▸ **Task statement**
Keep the pictures out of the copy and repeat the records exactly.

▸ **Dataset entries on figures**
....

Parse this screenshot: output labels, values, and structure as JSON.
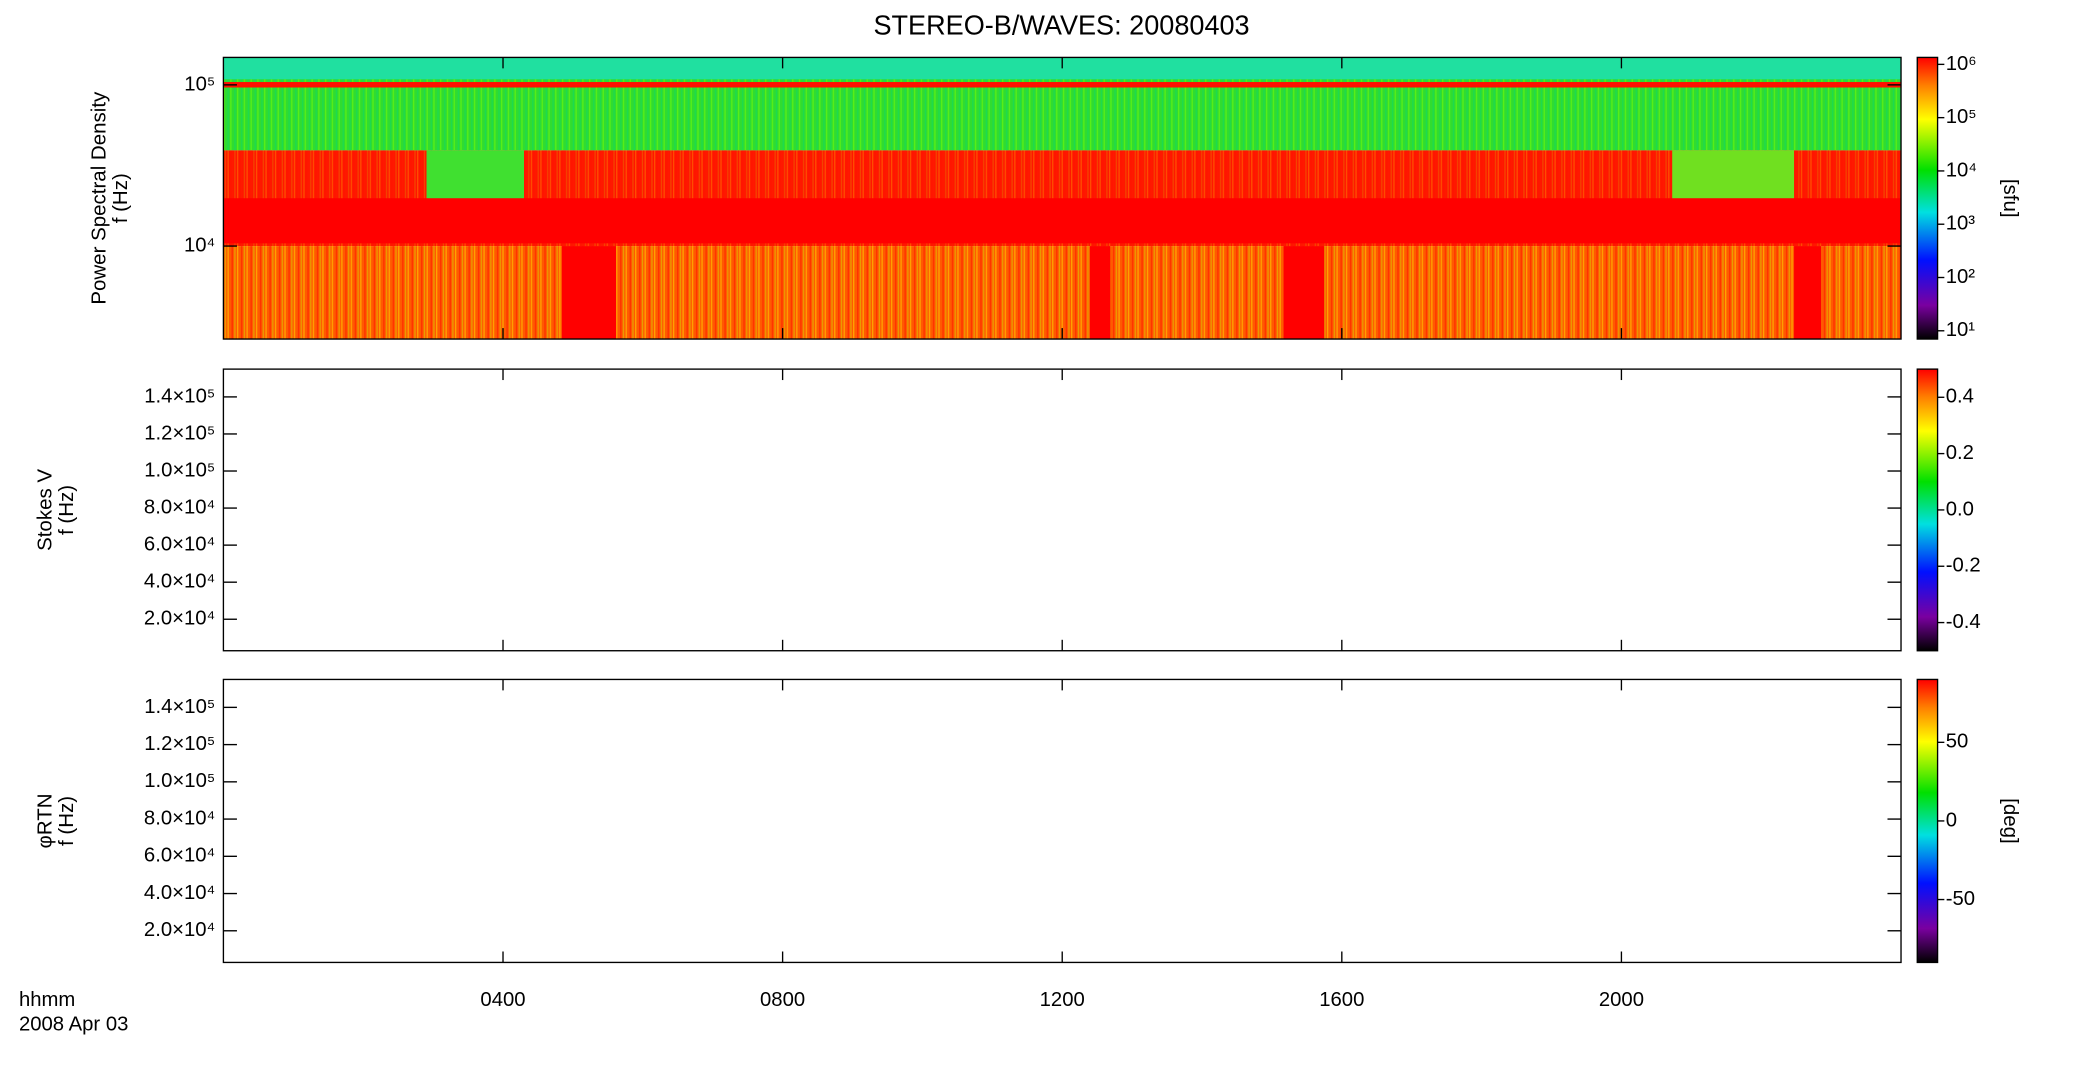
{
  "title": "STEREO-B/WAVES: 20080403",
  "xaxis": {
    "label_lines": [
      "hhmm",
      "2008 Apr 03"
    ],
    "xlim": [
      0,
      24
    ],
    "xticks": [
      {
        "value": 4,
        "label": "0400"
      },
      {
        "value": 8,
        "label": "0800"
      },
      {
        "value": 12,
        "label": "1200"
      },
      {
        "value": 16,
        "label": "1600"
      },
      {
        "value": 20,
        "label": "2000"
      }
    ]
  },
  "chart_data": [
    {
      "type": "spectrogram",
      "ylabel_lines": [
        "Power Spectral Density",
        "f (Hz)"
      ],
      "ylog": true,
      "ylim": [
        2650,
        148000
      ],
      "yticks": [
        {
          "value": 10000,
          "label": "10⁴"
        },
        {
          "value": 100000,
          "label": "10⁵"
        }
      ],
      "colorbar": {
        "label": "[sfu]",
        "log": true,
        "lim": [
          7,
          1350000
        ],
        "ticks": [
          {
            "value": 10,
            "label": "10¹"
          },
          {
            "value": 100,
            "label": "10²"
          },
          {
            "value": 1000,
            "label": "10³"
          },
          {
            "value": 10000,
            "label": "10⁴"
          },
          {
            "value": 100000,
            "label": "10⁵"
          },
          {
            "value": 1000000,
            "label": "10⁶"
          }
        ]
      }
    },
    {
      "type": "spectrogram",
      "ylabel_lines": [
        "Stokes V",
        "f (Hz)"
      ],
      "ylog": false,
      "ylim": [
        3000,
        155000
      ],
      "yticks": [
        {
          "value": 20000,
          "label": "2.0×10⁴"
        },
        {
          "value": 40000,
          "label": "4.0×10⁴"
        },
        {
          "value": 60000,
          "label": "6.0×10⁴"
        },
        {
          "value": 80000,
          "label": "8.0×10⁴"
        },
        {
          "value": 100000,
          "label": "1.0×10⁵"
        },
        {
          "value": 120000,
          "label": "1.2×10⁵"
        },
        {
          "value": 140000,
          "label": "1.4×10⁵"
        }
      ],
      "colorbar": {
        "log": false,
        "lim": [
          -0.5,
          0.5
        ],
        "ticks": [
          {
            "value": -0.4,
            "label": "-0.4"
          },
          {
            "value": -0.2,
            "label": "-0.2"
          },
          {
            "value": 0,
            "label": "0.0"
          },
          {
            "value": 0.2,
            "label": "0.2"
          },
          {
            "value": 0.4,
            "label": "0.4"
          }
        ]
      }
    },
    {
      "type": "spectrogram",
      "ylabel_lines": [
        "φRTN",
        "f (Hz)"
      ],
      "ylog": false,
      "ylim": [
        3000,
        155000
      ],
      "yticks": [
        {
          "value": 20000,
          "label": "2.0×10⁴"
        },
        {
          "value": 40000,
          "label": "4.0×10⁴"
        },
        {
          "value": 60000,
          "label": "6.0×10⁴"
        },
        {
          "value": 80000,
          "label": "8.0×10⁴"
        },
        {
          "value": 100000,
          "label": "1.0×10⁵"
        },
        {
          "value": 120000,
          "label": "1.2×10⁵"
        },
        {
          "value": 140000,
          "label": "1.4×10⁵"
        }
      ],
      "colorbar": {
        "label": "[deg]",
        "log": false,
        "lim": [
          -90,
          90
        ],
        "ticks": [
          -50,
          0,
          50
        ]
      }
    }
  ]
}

....

▸ **Solution for this exercise**
Parse this screenshot: output labels, values, and structure as JSON.
{
  "title": "STEREO-B/WAVES: 20080403",
  "xaxis": {
    "label_lines": [
      "hhmm",
      "2008 Apr 03"
    ],
    "xlim": [
      0,
      24
    ],
    "xticks": [
      {
        "value": 4,
        "label": "0400"
      },
      {
        "value": 8,
        "label": "0800"
      },
      {
        "value": 12,
        "label": "1200"
      },
      {
        "value": 16,
        "label": "1600"
      },
      {
        "value": 20,
        "label": "2000"
      }
    ]
  },
  "chart_data": [
    {
      "type": "spectrogram",
      "ylabel_lines": [
        "Power Spectral Density",
        "f (Hz)"
      ],
      "ylog": true,
      "ylim": [
        2650,
        148000
      ],
      "yticks": [
        {
          "value": 10000,
          "label": "10⁴"
        },
        {
          "value": 100000,
          "label": "10⁵"
        }
      ],
      "colorbar": {
        "label": "[sfu]",
        "log": true,
        "lim": [
          7,
          1350000
        ],
        "ticks": [
          {
            "value": 10,
            "label": "10¹"
          },
          {
            "value": 100,
            "label": "10²"
          },
          {
            "value": 1000,
            "label": "10³"
          },
          {
            "value": 10000,
            "label": "10⁴"
          },
          {
            "value": 100000,
            "label": "10⁵"
          },
          {
            "value": 1000000,
            "label": "10⁶"
          }
        ]
      }
    },
    {
      "type": "spectrogram",
      "ylabel_lines": [
        "Stokes V",
        "f (Hz)"
      ],
      "ylog": false,
      "ylim": [
        3000,
        155000
      ],
      "yticks": [
        {
          "value": 20000,
          "label": "2.0×10⁴"
        },
        {
          "value": 40000,
          "label": "4.0×10⁴"
        },
        {
          "value": 60000,
          "label": "6.0×10⁴"
        },
        {
          "value": 80000,
          "label": "8.0×10⁴"
        },
        {
          "value": 100000,
          "label": "1.0×10⁵"
        },
        {
          "value": 120000,
          "label": "1.2×10⁵"
        },
        {
          "value": 140000,
          "label": "1.4×10⁵"
        }
      ],
      "colorbar": {
        "log": false,
        "lim": [
          -0.5,
          0.5
        ],
        "ticks": [
          {
            "value": -0.4,
            "label": "-0.4"
          },
          {
            "value": -0.2,
            "label": "-0.2"
          },
          {
            "value": 0,
            "label": "0.0"
          },
          {
            "value": 0.2,
            "label": "0.2"
          },
          {
            "value": 0.4,
            "label": "0.4"
          }
        ]
      }
    },
    {
      "type": "spectrogram",
      "ylabel_lines": [
        "φRTN",
        "f (Hz)"
      ],
      "ylog": false,
      "ylim": [
        3000,
        155000
      ],
      "yticks": [
        {
          "value": 20000,
          "label": "2.0×10⁴"
        },
        {
          "value": 40000,
          "label": "4.0×10⁴"
        },
        {
          "value": 60000,
          "label": "6.0×10⁴"
        },
        {
          "value": 80000,
          "label": "8.0×10⁴"
        },
        {
          "value": 100000,
          "label": "1.0×10⁵"
        },
        {
          "value": 120000,
          "label": "1.2×10⁵"
        },
        {
          "value": 140000,
          "label": "1.4×10⁵"
        }
      ],
      "colorbar": {
        "label": "[deg]",
        "log": false,
        "lim": [
          -90,
          90
        ],
        "ticks": [
          -50,
          0,
          50
        ]
      }
    }
  ]
}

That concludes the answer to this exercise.